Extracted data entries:
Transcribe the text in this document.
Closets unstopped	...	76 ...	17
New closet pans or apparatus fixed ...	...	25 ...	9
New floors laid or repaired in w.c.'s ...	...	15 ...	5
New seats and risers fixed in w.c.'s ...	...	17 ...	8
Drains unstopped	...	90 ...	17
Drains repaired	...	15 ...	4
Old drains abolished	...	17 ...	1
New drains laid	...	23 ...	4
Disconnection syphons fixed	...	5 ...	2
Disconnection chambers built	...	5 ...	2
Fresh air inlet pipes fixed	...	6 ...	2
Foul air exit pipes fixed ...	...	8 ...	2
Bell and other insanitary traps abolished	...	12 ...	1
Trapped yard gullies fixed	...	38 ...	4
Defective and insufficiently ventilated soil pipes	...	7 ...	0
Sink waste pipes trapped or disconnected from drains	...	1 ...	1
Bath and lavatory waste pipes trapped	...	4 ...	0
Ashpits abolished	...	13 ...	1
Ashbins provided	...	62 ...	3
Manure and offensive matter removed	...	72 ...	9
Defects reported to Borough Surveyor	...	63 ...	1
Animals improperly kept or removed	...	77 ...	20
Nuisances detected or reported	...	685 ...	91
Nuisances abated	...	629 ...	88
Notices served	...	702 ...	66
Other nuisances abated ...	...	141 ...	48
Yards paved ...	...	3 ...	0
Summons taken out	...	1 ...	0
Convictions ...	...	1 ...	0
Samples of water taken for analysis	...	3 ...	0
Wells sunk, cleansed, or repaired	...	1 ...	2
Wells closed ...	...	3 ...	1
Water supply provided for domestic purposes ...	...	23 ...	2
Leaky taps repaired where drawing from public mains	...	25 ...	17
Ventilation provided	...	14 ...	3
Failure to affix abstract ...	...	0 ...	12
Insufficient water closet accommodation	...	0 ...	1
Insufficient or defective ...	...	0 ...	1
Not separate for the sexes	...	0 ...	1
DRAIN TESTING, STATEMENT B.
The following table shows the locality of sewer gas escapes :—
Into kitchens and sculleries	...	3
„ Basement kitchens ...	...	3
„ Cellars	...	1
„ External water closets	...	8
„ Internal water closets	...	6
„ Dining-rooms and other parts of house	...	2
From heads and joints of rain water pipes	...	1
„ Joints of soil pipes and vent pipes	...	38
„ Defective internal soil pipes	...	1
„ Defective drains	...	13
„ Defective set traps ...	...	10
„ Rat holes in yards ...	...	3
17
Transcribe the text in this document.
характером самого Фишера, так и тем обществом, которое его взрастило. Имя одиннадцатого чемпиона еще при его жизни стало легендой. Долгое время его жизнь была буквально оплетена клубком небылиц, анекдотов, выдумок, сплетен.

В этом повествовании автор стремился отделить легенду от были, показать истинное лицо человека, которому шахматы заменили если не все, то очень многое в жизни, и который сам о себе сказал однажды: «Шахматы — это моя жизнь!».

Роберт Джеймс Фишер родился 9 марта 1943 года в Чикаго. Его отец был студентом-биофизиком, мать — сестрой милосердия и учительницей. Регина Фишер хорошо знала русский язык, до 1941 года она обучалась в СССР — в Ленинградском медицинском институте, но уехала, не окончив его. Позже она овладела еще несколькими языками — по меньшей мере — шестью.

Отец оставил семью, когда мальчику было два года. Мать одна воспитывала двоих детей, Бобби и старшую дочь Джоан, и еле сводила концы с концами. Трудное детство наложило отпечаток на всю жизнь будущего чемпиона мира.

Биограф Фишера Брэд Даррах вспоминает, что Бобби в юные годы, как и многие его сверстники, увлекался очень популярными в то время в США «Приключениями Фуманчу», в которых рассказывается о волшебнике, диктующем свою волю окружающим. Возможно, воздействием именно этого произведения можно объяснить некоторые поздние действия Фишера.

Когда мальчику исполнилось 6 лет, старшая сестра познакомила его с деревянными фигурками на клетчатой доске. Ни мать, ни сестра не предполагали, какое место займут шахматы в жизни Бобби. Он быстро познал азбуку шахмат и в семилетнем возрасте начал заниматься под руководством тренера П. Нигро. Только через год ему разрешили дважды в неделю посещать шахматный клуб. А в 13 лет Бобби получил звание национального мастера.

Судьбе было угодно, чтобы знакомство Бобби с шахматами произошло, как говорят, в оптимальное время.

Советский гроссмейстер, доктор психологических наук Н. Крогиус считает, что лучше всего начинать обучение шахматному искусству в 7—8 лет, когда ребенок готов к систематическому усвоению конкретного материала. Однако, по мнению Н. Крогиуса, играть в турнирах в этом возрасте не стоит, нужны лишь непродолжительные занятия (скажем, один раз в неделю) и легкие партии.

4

What to produce: Identify and extract each line of the listing that contains "kitchens".

Task result:
Into kitchens and sculleries	...	3
„ Basement kitchens ...	...	3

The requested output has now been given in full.